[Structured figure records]
** Start **
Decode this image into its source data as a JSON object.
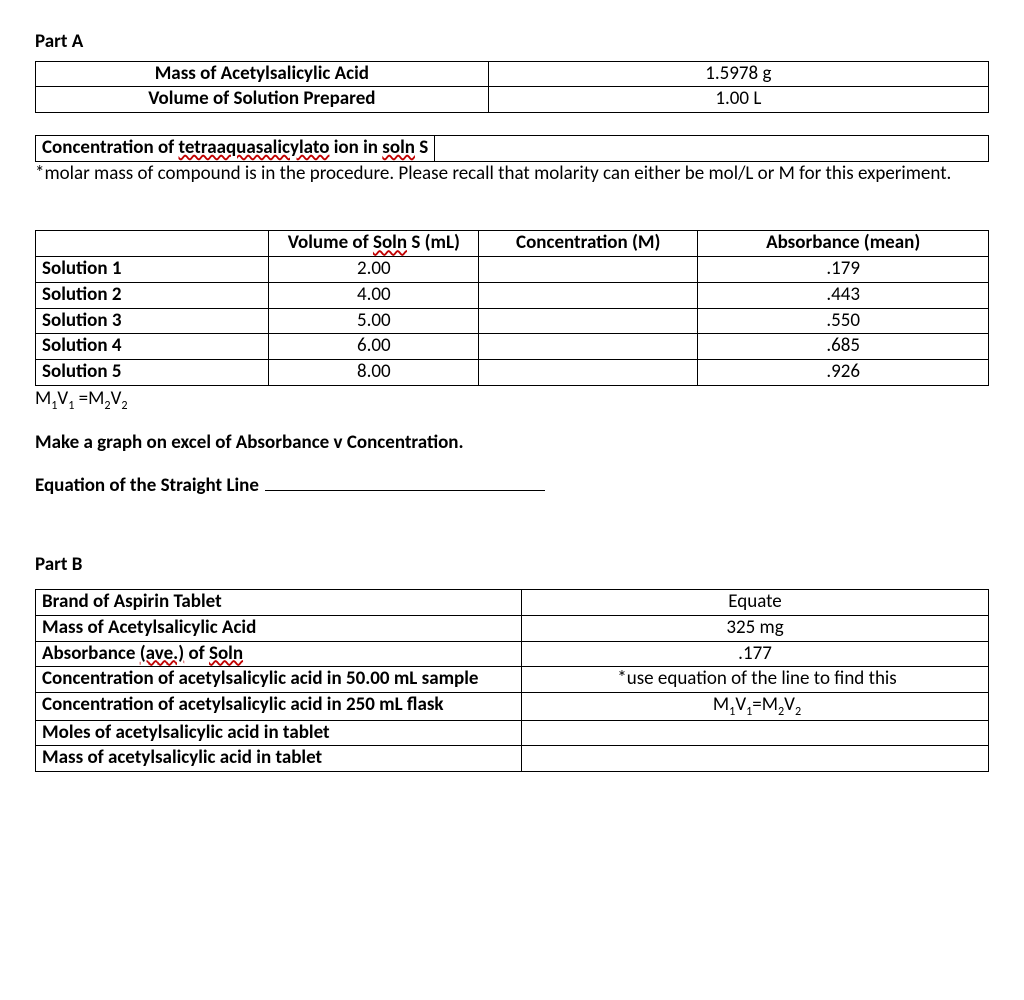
{
  "partA": {
    "heading": "Part A",
    "mass_label": "Mass of Acetylsalicylic Acid",
    "mass_value": "1.5978 g",
    "vol_label": "Volume of Solution Prepared",
    "vol_value": "1.00 L",
    "conc_label_pre": "Concentration of ",
    "conc_wavy1": "tetraaquasalicylato",
    "conc_mid": " ion in ",
    "conc_wavy2": "soln",
    "conc_post": " S",
    "note": "*molar mass of compound is in the procedure. Please recall that molarity can either be mol/L or M for this experiment.",
    "solTable": {
      "hdr_blank": "",
      "hdr_vol_pre": "Volume of ",
      "hdr_vol_wavy": "Soln",
      "hdr_vol_post": " S (mL)",
      "hdr_conc": "Concentration (M)",
      "hdr_abs": "Absorbance (mean)",
      "rows": [
        {
          "label": "Solution 1",
          "vol": "2.00",
          "conc": "",
          "abs": ".179"
        },
        {
          "label": "Solution 2",
          "vol": "4.00",
          "conc": "",
          "abs": ".443"
        },
        {
          "label": "Solution 3",
          "vol": "5.00",
          "conc": "",
          "abs": ".550"
        },
        {
          "label": "Solution 4",
          "vol": "6.00",
          "conc": "",
          "abs": ".685"
        },
        {
          "label": "Solution 5",
          "vol": "8.00",
          "conc": "",
          "abs": ".926"
        }
      ]
    },
    "eqn_html": "M<sub>1</sub>V<sub>1</sub> =M<sub>2</sub>V<sub>2</sub>",
    "makeGraph": "Make a graph on excel of Absorbance v Concentration.",
    "eqLine": "Equation of the Straight Line"
  },
  "partB": {
    "heading": "Part B",
    "rows": [
      {
        "label": "Brand of Aspirin Tablet",
        "value": "Equate",
        "center": true
      },
      {
        "label": "Mass of Acetylsalicylic Acid",
        "value": "325 mg",
        "center": true
      }
    ],
    "abs_pre": "Absorbance ",
    "abs_wavy1": "(ave.)",
    "abs_mid": " of ",
    "abs_wavy2": "Soln",
    "abs_value": ".177",
    "conc50_label": "Concentration of acetylsalicylic acid in 50.00 mL sample",
    "conc50_value": "*use equation of the line to find this",
    "conc250_label": "Concentration of acetylsalicylic acid in 250 mL flask",
    "conc250_value_html": "M<sub>1</sub>V<sub>1</sub>=M<sub>2</sub>V<sub>2</sub>",
    "moles_label": "Moles of acetylsalicylic acid in tablet",
    "moles_value": "",
    "massT_label": "Mass of acetylsalicylic acid in tablet",
    "massT_value": ""
  }
}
** End **
# PROBLEM DESCRIPTION
Repeat the data above exactly, but not the pictures.

# EXERCISE OUTPUT
Decode this image into its source data as a JSON object.
{
  "partA": {
    "heading": "Part A",
    "mass_label": "Mass of Acetylsalicylic Acid",
    "mass_value": "1.5978 g",
    "vol_label": "Volume of Solution Prepared",
    "vol_value": "1.00 L",
    "conc_label_pre": "Concentration of ",
    "conc_wavy1": "tetraaquasalicylato",
    "conc_mid": " ion in ",
    "conc_wavy2": "soln",
    "conc_post": " S",
    "note": "*molar mass of compound is in the procedure. Please recall that molarity can either be mol/L or M for this experiment.",
    "solTable": {
      "hdr_blank": "",
      "hdr_vol_pre": "Volume of ",
      "hdr_vol_wavy": "Soln",
      "hdr_vol_post": " S (mL)",
      "hdr_conc": "Concentration (M)",
      "hdr_abs": "Absorbance (mean)",
      "rows": [
        {
          "label": "Solution 1",
          "vol": "2.00",
          "conc": "",
          "abs": ".179"
        },
        {
          "label": "Solution 2",
          "vol": "4.00",
          "conc": "",
          "abs": ".443"
        },
        {
          "label": "Solution 3",
          "vol": "5.00",
          "conc": "",
          "abs": ".550"
        },
        {
          "label": "Solution 4",
          "vol": "6.00",
          "conc": "",
          "abs": ".685"
        },
        {
          "label": "Solution 5",
          "vol": "8.00",
          "conc": "",
          "abs": ".926"
        }
      ]
    },
    "eqn_html": "M<sub>1</sub>V<sub>1</sub> =M<sub>2</sub>V<sub>2</sub>",
    "makeGraph": "Make a graph on excel of Absorbance v Concentration.",
    "eqLine": "Equation of the Straight Line"
  },
  "partB": {
    "heading": "Part B",
    "rows": [
      {
        "label": "Brand of Aspirin Tablet",
        "value": "Equate",
        "center": true
      },
      {
        "label": "Mass of Acetylsalicylic Acid",
        "value": "325 mg",
        "center": true
      }
    ],
    "abs_pre": "Absorbance ",
    "abs_wavy1": "(ave.)",
    "abs_mid": " of ",
    "abs_wavy2": "Soln",
    "abs_value": ".177",
    "conc50_label": "Concentration of acetylsalicylic acid in 50.00 mL sample",
    "conc50_value": "*use equation of the line to find this",
    "conc250_label": "Concentration of acetylsalicylic acid in 250 mL flask",
    "conc250_value_html": "M<sub>1</sub>V<sub>1</sub>=M<sub>2</sub>V<sub>2</sub>",
    "moles_label": "Moles of acetylsalicylic acid in tablet",
    "moles_value": "",
    "massT_label": "Mass of acetylsalicylic acid in tablet",
    "massT_value": ""
  }
}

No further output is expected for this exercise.